<<<<

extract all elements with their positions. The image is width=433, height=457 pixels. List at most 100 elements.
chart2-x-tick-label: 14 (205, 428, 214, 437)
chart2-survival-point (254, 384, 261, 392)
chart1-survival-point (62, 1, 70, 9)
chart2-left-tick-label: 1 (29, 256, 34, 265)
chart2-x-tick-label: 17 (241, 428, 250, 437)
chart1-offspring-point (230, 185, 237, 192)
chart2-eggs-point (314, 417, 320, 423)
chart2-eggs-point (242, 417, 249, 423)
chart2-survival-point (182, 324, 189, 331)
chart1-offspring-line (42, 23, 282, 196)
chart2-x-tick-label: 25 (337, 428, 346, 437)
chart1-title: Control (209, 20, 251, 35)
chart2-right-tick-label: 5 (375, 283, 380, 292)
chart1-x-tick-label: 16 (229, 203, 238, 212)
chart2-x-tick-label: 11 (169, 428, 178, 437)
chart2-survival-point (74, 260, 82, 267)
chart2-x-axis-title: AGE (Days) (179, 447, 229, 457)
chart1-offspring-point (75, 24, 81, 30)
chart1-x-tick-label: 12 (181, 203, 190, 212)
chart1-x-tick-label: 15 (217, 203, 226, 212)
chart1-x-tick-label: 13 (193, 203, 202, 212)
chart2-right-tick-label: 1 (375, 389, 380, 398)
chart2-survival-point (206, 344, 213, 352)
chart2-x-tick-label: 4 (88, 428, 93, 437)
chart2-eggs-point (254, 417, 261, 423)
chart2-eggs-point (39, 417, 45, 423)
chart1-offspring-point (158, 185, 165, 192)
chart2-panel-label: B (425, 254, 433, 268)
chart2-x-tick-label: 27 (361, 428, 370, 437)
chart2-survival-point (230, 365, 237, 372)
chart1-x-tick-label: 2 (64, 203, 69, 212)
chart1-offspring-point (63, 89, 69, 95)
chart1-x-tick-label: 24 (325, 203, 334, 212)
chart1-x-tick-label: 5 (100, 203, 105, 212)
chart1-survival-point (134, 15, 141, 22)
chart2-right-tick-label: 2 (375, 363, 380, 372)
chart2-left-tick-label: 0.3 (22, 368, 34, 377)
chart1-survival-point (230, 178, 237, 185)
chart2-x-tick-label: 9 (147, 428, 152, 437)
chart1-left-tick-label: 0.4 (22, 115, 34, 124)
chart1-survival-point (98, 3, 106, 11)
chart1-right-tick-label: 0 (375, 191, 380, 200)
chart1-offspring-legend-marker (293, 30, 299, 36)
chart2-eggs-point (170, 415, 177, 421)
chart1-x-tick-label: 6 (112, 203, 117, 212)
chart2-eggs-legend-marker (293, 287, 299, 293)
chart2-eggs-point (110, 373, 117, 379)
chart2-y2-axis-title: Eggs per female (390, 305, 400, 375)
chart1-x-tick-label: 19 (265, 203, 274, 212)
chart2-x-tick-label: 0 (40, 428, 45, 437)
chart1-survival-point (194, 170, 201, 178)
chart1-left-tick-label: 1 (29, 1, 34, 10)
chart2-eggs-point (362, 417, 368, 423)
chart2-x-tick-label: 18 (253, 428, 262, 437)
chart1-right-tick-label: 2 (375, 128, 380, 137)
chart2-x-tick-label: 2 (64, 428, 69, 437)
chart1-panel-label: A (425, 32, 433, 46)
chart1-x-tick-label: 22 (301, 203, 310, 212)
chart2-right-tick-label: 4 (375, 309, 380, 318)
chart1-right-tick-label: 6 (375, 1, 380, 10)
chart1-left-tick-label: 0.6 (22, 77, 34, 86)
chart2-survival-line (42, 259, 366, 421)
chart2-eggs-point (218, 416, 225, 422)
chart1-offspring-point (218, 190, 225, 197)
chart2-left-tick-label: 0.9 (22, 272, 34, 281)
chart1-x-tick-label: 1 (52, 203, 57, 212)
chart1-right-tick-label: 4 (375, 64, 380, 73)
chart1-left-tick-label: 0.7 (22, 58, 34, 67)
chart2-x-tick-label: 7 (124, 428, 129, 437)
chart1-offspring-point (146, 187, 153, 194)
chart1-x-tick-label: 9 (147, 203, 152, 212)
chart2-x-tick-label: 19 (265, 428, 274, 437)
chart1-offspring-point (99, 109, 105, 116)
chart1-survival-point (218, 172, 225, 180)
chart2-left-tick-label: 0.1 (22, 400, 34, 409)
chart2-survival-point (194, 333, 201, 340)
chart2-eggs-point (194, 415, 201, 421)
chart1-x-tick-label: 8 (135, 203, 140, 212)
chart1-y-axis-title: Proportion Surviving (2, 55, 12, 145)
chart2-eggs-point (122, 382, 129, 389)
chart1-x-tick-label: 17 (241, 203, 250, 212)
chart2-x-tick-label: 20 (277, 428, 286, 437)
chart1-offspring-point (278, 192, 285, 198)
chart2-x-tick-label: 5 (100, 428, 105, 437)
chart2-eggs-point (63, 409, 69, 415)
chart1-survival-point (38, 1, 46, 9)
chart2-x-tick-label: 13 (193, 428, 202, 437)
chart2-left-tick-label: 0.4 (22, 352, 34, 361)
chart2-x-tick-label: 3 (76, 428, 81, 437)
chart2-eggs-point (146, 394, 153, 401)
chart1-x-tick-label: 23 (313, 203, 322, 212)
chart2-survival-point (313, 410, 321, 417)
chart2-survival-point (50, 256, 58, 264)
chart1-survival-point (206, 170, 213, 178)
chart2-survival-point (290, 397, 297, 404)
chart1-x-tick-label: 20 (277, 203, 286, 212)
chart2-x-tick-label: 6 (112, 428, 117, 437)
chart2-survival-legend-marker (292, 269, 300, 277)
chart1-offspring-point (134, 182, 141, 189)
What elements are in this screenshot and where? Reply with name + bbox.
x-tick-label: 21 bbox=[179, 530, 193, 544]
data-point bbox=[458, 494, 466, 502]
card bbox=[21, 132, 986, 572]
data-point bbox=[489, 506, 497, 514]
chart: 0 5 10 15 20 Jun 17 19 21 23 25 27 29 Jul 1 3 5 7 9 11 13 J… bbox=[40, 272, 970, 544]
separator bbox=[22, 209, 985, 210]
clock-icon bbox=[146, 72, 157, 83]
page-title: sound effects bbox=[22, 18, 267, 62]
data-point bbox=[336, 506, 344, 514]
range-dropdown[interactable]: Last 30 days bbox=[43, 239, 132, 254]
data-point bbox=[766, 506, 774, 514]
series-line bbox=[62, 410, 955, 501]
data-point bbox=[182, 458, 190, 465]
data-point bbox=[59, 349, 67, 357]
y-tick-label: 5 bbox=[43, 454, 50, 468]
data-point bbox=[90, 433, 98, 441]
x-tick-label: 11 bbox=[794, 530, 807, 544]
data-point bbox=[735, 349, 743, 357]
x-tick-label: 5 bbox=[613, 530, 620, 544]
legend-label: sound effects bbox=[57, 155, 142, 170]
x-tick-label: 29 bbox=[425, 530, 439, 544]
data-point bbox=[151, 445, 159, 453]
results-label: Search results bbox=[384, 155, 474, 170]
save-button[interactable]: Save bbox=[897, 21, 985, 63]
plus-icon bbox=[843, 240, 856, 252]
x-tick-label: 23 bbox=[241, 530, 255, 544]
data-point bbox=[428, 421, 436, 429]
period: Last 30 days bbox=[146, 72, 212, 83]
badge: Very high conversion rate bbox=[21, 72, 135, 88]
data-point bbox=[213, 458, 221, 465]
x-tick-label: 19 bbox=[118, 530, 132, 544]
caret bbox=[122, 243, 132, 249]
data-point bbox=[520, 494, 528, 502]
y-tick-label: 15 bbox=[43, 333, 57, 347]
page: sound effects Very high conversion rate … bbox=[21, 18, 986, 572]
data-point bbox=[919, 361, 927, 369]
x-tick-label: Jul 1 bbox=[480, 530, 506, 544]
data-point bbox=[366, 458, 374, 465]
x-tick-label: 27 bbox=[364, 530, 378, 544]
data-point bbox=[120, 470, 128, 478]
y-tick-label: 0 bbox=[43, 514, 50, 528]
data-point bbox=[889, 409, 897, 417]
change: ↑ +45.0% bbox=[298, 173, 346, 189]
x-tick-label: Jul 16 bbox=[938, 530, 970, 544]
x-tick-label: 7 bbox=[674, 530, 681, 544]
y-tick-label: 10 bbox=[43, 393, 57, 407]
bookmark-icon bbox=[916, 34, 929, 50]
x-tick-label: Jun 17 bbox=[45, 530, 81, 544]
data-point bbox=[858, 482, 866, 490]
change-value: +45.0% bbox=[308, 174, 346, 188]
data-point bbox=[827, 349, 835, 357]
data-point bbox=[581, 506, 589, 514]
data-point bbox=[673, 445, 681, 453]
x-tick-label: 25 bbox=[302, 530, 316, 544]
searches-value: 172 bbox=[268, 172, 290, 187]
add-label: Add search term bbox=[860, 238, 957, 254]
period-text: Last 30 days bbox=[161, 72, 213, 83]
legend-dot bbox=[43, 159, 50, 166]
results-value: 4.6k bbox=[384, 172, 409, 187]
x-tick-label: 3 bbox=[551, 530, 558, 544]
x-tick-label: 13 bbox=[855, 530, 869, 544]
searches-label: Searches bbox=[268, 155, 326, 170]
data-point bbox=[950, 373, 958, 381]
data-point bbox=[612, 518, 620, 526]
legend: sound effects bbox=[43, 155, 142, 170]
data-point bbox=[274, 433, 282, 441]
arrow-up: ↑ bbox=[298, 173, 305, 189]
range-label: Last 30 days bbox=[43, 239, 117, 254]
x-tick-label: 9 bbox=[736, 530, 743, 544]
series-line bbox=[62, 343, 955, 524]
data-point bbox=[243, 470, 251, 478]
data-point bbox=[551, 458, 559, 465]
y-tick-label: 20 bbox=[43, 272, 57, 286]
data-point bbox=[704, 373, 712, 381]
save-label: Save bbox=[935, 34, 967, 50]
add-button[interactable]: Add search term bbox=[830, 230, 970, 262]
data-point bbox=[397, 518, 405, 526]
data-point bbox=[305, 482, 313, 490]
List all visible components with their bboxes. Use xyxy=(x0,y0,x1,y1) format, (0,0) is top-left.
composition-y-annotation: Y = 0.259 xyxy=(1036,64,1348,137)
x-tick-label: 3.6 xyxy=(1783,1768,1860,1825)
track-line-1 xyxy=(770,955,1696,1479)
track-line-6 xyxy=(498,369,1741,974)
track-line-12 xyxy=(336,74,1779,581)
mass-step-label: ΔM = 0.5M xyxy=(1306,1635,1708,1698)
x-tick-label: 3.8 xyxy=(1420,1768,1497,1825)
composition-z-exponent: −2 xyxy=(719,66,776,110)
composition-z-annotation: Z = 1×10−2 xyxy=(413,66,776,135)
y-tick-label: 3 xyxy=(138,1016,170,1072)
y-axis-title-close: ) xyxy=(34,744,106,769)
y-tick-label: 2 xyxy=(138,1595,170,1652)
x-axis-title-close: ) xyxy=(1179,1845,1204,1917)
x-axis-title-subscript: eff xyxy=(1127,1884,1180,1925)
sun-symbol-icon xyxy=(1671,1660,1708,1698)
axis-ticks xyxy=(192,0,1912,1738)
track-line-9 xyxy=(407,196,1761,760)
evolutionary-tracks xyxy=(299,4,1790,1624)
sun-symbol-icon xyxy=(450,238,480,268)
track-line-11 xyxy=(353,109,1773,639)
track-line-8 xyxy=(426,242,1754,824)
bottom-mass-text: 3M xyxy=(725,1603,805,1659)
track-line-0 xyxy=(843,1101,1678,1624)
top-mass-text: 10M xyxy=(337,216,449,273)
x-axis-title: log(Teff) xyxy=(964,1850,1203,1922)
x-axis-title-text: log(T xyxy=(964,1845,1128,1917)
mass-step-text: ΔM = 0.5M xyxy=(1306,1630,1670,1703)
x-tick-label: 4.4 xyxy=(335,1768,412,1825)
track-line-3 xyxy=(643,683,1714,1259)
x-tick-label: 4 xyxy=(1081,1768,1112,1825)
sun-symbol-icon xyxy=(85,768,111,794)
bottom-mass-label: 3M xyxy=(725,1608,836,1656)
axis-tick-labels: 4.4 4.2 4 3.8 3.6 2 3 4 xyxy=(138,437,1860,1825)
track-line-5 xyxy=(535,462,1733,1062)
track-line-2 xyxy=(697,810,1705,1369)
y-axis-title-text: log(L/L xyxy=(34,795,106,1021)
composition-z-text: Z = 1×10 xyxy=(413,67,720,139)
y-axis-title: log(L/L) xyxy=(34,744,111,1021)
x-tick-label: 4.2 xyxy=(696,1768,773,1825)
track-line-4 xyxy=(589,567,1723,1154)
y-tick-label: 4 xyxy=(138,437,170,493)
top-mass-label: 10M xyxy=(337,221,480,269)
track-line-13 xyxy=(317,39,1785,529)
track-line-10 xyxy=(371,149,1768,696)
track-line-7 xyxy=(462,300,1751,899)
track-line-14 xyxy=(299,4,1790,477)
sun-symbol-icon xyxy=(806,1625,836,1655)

>>>>

== Written request ==
Reproduce word for word the part of the listing that runs from its first line through the line containing "chart2-left-tick-label: 1 (29, 256, 34, 265)", including both of those lines.

== Correct output ==
extract all elements with their positions. The image is width=433, height=457 pixels. List at most 100 elements.
chart2-x-tick-label: 14 (205, 428, 214, 437)
chart2-survival-point (254, 384, 261, 392)
chart1-survival-point (62, 1, 70, 9)
chart2-left-tick-label: 1 (29, 256, 34, 265)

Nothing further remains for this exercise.